YOUR GOAL
Lay out the material below as a Markdown table with columns "No." and "Line", giving each line a row number. Start at the line containing "house-icon (172, 90, 204, 119)" and end at the end of the material, skipping blank lines and leaving out pictures.

EXTRACTED DATA
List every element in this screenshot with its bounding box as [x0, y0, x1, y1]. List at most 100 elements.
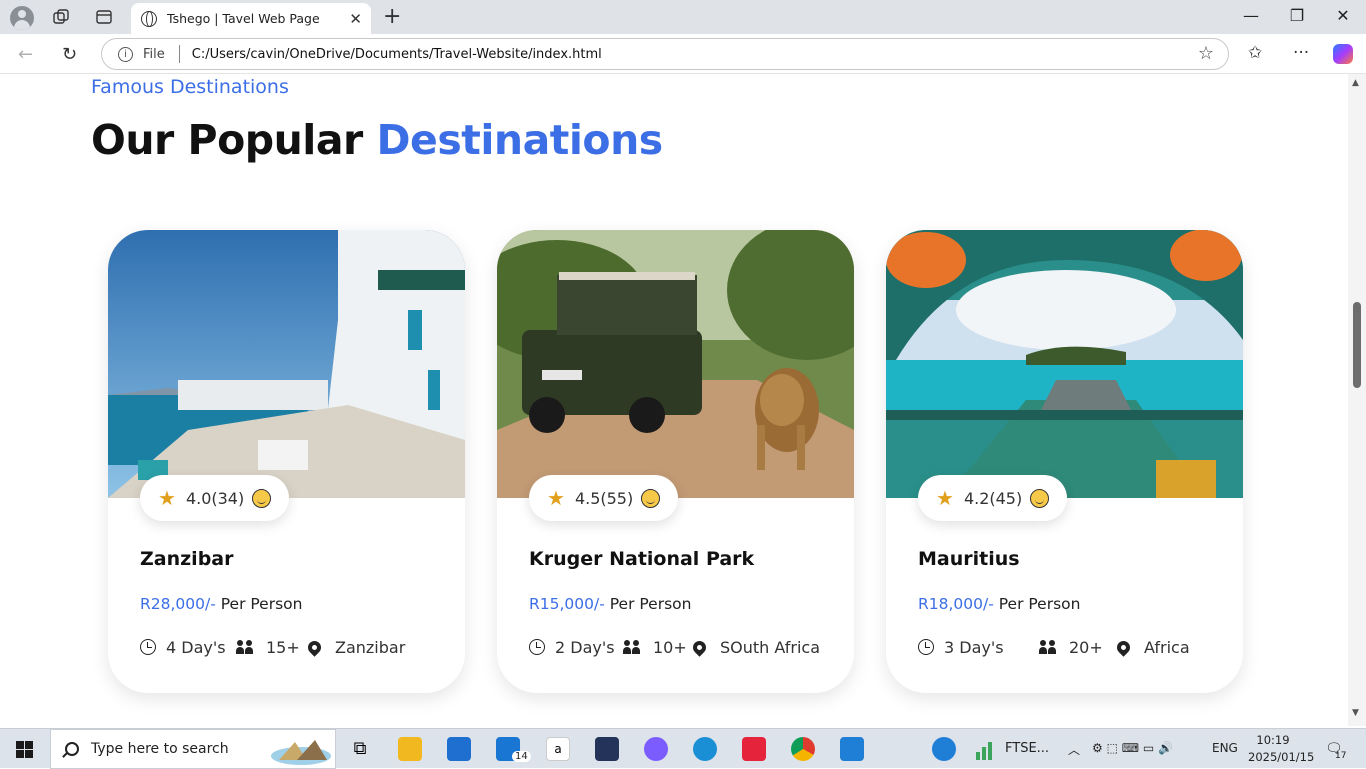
info-icon[interactable]: i [118, 46, 133, 62]
profile-icon[interactable] [10, 6, 34, 30]
location: Zanzibar [335, 637, 406, 657]
destination-card[interactable]: ★ 4.2(45) Mauritius R18,000/- Per Person… [886, 230, 1243, 693]
price-unit: Per Person [993, 595, 1081, 613]
heading-accent: Destinations [376, 116, 664, 164]
section-heading: Our Popular Destinations [91, 116, 663, 164]
help-icon[interactable] [932, 737, 956, 761]
price: R18,000/- Per Person [918, 595, 1080, 613]
tray-chevron-icon[interactable]: ︿ [1068, 741, 1080, 758]
destination-name[interactable]: Kruger National Park [529, 548, 754, 570]
destination-name[interactable]: Mauritius [918, 548, 1020, 570]
copilot-app-icon[interactable] [644, 737, 668, 761]
browser-tab-bar: Tshego | Tavel Web Page ✕ + — ❐ ✕ [0, 0, 1366, 34]
mail-badge: 14 [512, 751, 531, 762]
destination-image [497, 230, 854, 498]
language-indicator[interactable]: ENG [1212, 741, 1238, 755]
destination-card[interactable]: ★ 4.5(55) Kruger National Park R15,000/-… [497, 230, 854, 693]
file-explorer-icon[interactable] [398, 737, 422, 761]
chrome-icon[interactable] [791, 737, 815, 761]
taskbar-search[interactable]: Type here to search [50, 729, 336, 769]
vscode-icon[interactable] [840, 737, 864, 761]
favorite-star-icon[interactable]: ☆ [1198, 43, 1214, 64]
tab-title: Tshego | Tavel Web Page [167, 11, 320, 26]
smile-emoji-icon [252, 488, 272, 508]
price: R28,000/- Per Person [140, 595, 302, 613]
scroll-up-icon[interactable]: ▲ [1352, 78, 1359, 88]
ftse-widget[interactable]: FTSE... [1005, 741, 1049, 756]
group-size: 20+ [1069, 637, 1103, 657]
star-icon: ★ [547, 486, 565, 510]
app-icon[interactable] [595, 737, 619, 761]
notification-count: 17 [1335, 751, 1347, 761]
back-icon[interactable]: ← [18, 44, 33, 65]
group-icon [236, 640, 254, 654]
duration: 3 Day's [944, 637, 1004, 657]
close-tab-icon[interactable]: ✕ [349, 10, 362, 28]
globe-icon [141, 10, 157, 27]
rating-value: 4.2(45) [963, 488, 1023, 508]
tray-status-icons[interactable]: ⚙ ⬚ ⌨ ▭ 🔊 [1092, 741, 1173, 755]
store-icon[interactable] [447, 737, 471, 761]
dailymotion-icon[interactable] [742, 737, 766, 761]
destination-name[interactable]: Zanzibar [140, 548, 234, 570]
search-highlight-icon [271, 740, 331, 765]
price-unit: Per Person [215, 595, 303, 613]
location: Africa [1144, 637, 1190, 657]
favorites-icon[interactable]: ✩ [1248, 43, 1262, 63]
group-size: 15+ [266, 637, 300, 657]
price-unit: Per Person [604, 595, 692, 613]
task-view-icon[interactable]: ⧉ [348, 737, 372, 761]
price-amount: R18,000/- [918, 595, 994, 613]
location-pin-icon [690, 637, 709, 657]
rating-badge: ★ 4.5(55) [529, 475, 679, 521]
date: 2025/01/15 [1248, 750, 1315, 764]
tab-actions-icon[interactable] [95, 8, 113, 26]
trip-meta: 4 Day's 15+ Zanzibar [140, 636, 440, 658]
scroll-down-icon[interactable]: ▼ [1352, 708, 1359, 718]
refresh-icon[interactable]: ↻ [62, 44, 77, 65]
group-icon [623, 640, 641, 654]
address-bar[interactable]: i File C:/Users/cavin/OneDrive/Documents… [101, 38, 1229, 70]
duration: 4 Day's [166, 637, 226, 657]
close-window-icon[interactable]: ✕ [1328, 6, 1358, 25]
new-tab-icon[interactable]: + [383, 4, 401, 29]
stocks-icon[interactable] [974, 738, 998, 760]
minimize-icon[interactable]: — [1236, 6, 1266, 25]
rating-value: 4.5(55) [574, 488, 634, 508]
price: R15,000/- Per Person [529, 595, 691, 613]
rating-badge: ★ 4.0(34) [140, 475, 290, 521]
wink-emoji-icon [641, 488, 661, 508]
destination-image [886, 230, 1243, 498]
divider [178, 45, 180, 63]
search-icon [65, 742, 79, 756]
tab-active[interactable]: Tshego | Tavel Web Page ✕ [131, 3, 371, 34]
duration: 2 Day's [555, 637, 615, 657]
search-placeholder: Type here to search [91, 741, 229, 757]
web-page: Famous Destinations Our Popular Destinat… [0, 74, 1348, 726]
trip-meta: 2 Day's 10+ SOuth Africa [529, 636, 829, 658]
heading-main: Our Popular [91, 116, 377, 164]
workspaces-icon[interactable] [52, 8, 70, 26]
price-amount: R15,000/- [529, 595, 605, 613]
star-icon: ★ [158, 486, 176, 510]
copilot-icon[interactable] [1333, 44, 1353, 64]
restore-icon[interactable]: ❐ [1282, 6, 1312, 25]
scroll-thumb[interactable] [1353, 302, 1361, 388]
more-menu-icon[interactable]: ··· [1293, 43, 1309, 63]
star-icon: ★ [936, 486, 954, 510]
clock-icon [529, 639, 545, 655]
destination-card[interactable]: ★ 4.0(34) Zanzibar R28,000/- Per Person … [108, 230, 465, 693]
group-size: 10+ [653, 637, 687, 657]
location-pin-icon [1114, 637, 1133, 657]
edge-icon[interactable] [693, 737, 717, 761]
page-scrollbar[interactable]: ▲ ▼ [1348, 74, 1366, 726]
url-text[interactable]: C:/Users/cavin/OneDrive/Documents/Travel… [192, 47, 602, 62]
amazon-icon[interactable]: a [546, 737, 570, 761]
location: SOuth Africa [720, 637, 821, 657]
smile-emoji-icon [1030, 488, 1050, 508]
system-clock[interactable]: 10:19 2025/01/15 [1248, 732, 1315, 766]
clock-icon [918, 639, 934, 655]
windows-taskbar: Type here to search ⧉ 14 a FTSE... ︿ ⚙ ⬚… [0, 728, 1366, 769]
start-button-icon[interactable] [16, 741, 33, 758]
trip-meta: 3 Day's 20+ Africa [918, 636, 1218, 658]
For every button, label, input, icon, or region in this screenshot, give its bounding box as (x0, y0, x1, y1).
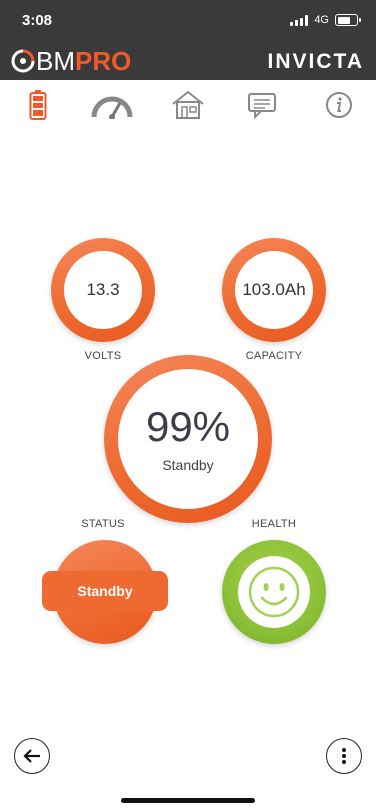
house-icon (172, 90, 204, 119)
more-button[interactable] (326, 738, 362, 774)
charge-percent: 99% (145, 403, 231, 450)
product-name: INVICTA (267, 50, 364, 73)
tab-messages[interactable] (240, 88, 284, 122)
capacity-gauge: 103.0Ah (222, 238, 326, 342)
status-indicators: 4G (290, 14, 361, 26)
smiley-face-icon (248, 566, 300, 618)
logo-swirl-icon (11, 49, 35, 73)
back-arrow-icon (23, 749, 40, 763)
tab-info[interactable] (317, 88, 361, 122)
info-icon (326, 92, 352, 118)
charge-state: Standby (162, 457, 214, 473)
status-bar: 3:08 4G (0, 0, 376, 44)
gauge-icon (91, 96, 133, 119)
capacity-label: CAPACITY (245, 350, 303, 362)
health-indicator (222, 540, 326, 644)
logo-text-pro: PRO (75, 46, 132, 76)
tab-battery[interactable] (16, 88, 60, 122)
battery-status-icon (335, 14, 361, 26)
more-vertical-icon (342, 748, 346, 764)
back-button[interactable] (14, 738, 50, 774)
app-header: BM PRO INVICTA (0, 44, 376, 80)
logo-text-bm: BM (36, 46, 75, 76)
volts-gauge: 13.3 (51, 238, 155, 342)
battery-icon (29, 90, 47, 120)
tab-gauge[interactable] (90, 88, 134, 122)
signal-icon (290, 14, 309, 26)
charge-gauge: 99% Standby (104, 355, 272, 523)
bmpro-logo: BM PRO (10, 47, 131, 75)
message-icon (248, 93, 276, 119)
status-time: 3:08 (22, 12, 53, 29)
tab-bar (0, 82, 376, 126)
volts-value: 13.3 (86, 280, 120, 299)
capacity-value: 103.0Ah (242, 280, 306, 299)
home-indicator (121, 798, 255, 803)
status-value: Standby (77, 583, 133, 599)
network-type: 4G (314, 14, 329, 26)
health-label: HEALTH (251, 518, 297, 530)
volts-label: VOLTS (84, 350, 122, 362)
status-label: STATUS (81, 518, 125, 530)
tab-house[interactable] (166, 88, 210, 122)
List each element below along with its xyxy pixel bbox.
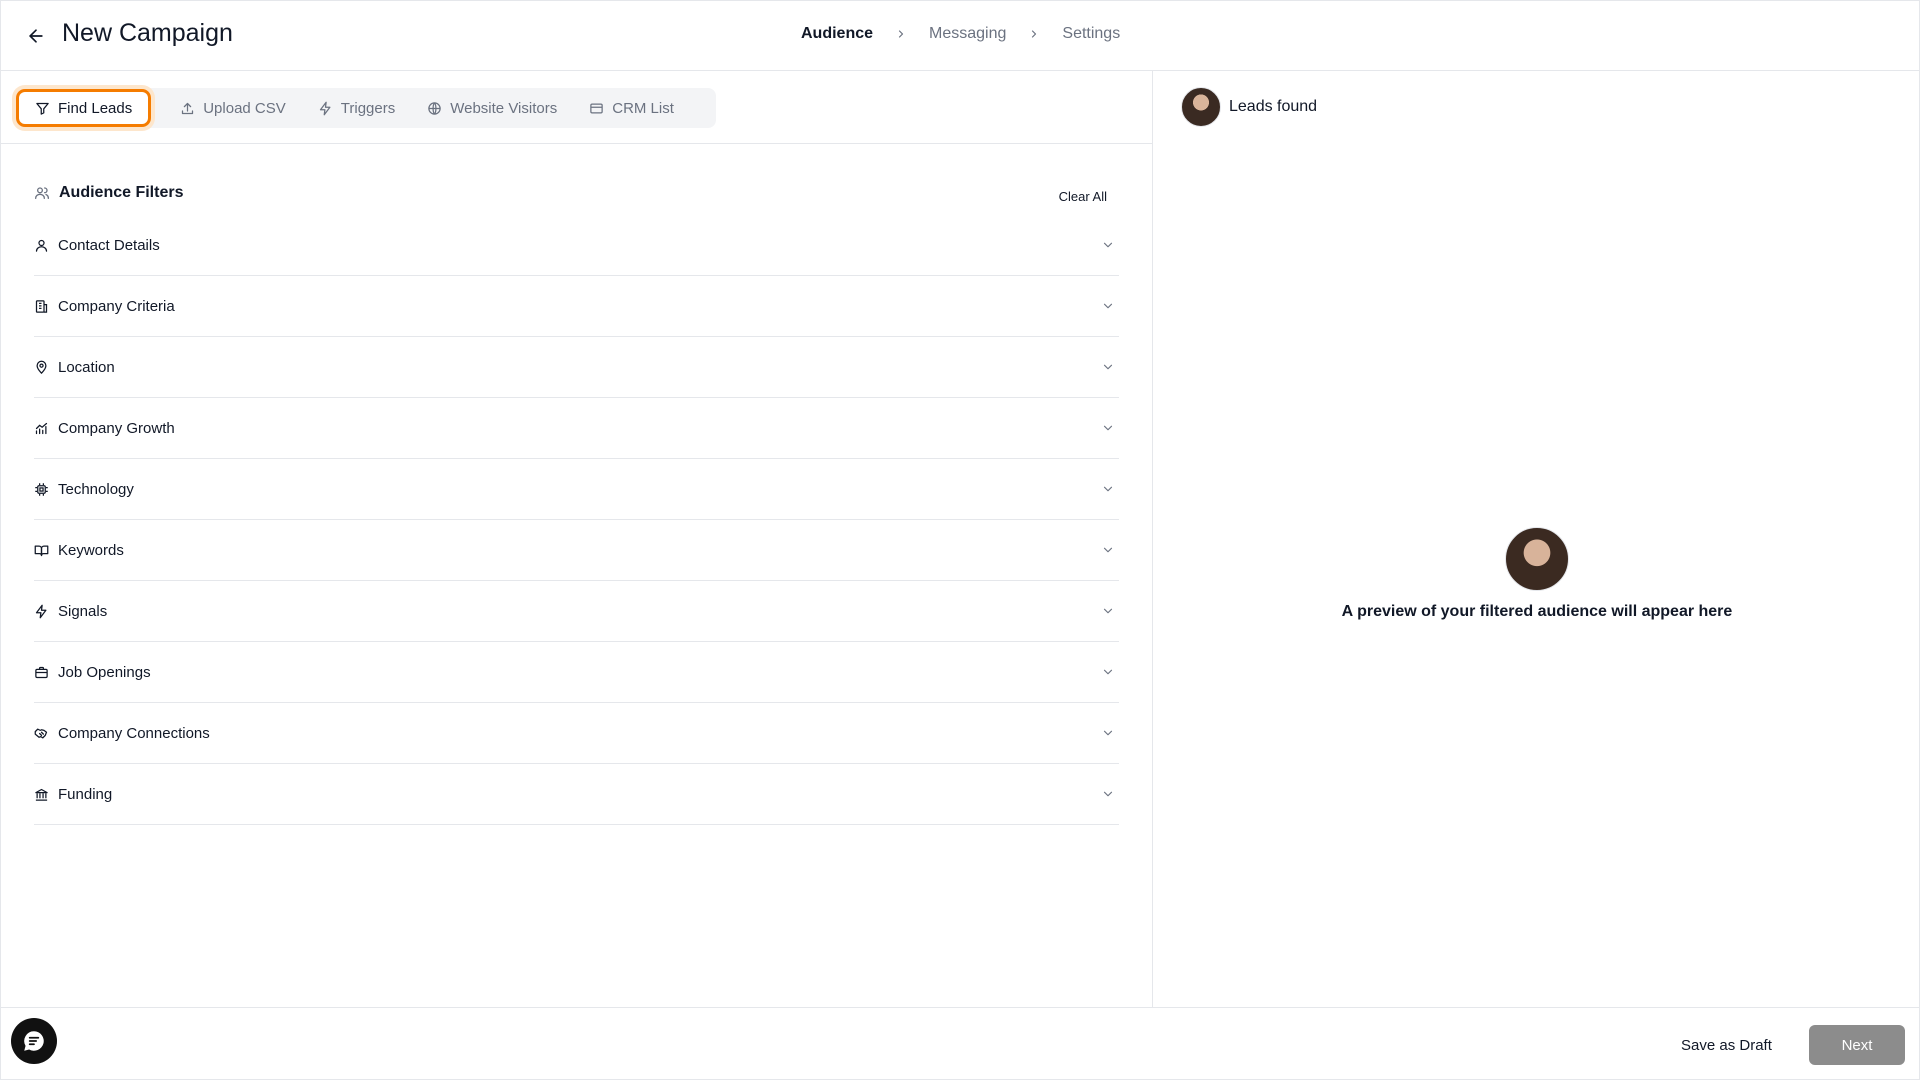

EXPECTED OUTPUT
| No. | Line |
|---|---|
| 1 | house-icon (172, 90, 204, 119) |
| 2 | more-button[interactable] (326, 738, 362, 774) |
| 3 | charge-percent: 99% (145, 403, 231, 450) |
| 4 | product-name: INVICTA (267, 50, 364, 73) |
| 5 | tab-messages[interactable] (240, 88, 284, 122) |
| 6 | capacity-gauge: 103.0Ah (222, 238, 326, 342) |
| 7 | status-indicators: 4G (290, 14, 361, 26) |
| 8 | smiley-face-icon (248, 566, 300, 618) |
| 9 | logo-swirl-icon (11, 49, 35, 73) |
| 10 | back-arrow-icon (23, 749, 40, 763) |
| 11 | tab-info[interactable] (317, 88, 361, 122) |
| 12 | info-icon (326, 92, 352, 118) |
| 13 | charge-state: Standby (162, 457, 214, 473) |
| 14 | status-bar: 3:08 4G (0, 0, 376, 44) |
| 15 | gauge-icon (91, 96, 133, 119) |
| 16 | capacity-label: CAPACITY (245, 350, 303, 362) |
| 17 | health-indicator (222, 540, 326, 644) |
| 18 | logo-text-pro: PRO (75, 46, 132, 76) |
| 19 | tab-battery[interactable] (16, 88, 60, 122) |
| 20 | battery-status-icon (335, 14, 361, 26) |
| 21 | more-vertical-icon (342, 748, 346, 764) |
| 22 | back-button[interactable] (14, 738, 50, 774) |
| 23 | app-header: BM PRO INVICTA (0, 44, 376, 80) |
| 24 | logo-text-bm: BM (36, 46, 75, 76) |
| 25 | volts-gauge: 13.3 (51, 238, 155, 342) |
| 26 | battery-icon (29, 90, 47, 120) |
| 27 | tab-gauge[interactable] (90, 88, 134, 122) |
| 28 | signal-icon (290, 14, 309, 26) |
| 29 | charge-gauge: 99% Standby (104, 355, 272, 523) |
| 30 | bmpro-logo: BM PRO (10, 47, 131, 75) |
| 31 | message-icon (248, 93, 276, 119) |
| 32 | status-time: 3:08 (22, 12, 53, 29) |
| 33 | tab-bar (0, 82, 376, 126) |
| 34 | volts-value: 13.3 (86, 280, 120, 299) |
| 35 | capacity-value: 103.0Ah (242, 280, 306, 299) |
| 36 | home-indicator (121, 798, 255, 803) |
| 37 | status-value: Standby (77, 583, 133, 599) |
| 38 | network-type: 4G (314, 14, 329, 26) |
| 39 | health-label: HEALTH (251, 518, 297, 530) |
| 40 | volts-label: VOLTS (84, 350, 122, 362) |
| 41 | status-label: STATUS (81, 518, 125, 530) |
| 42 | tab-house[interactable] (166, 88, 210, 122) |
| 43 | List each element below along with its xyxy pixel bbox. |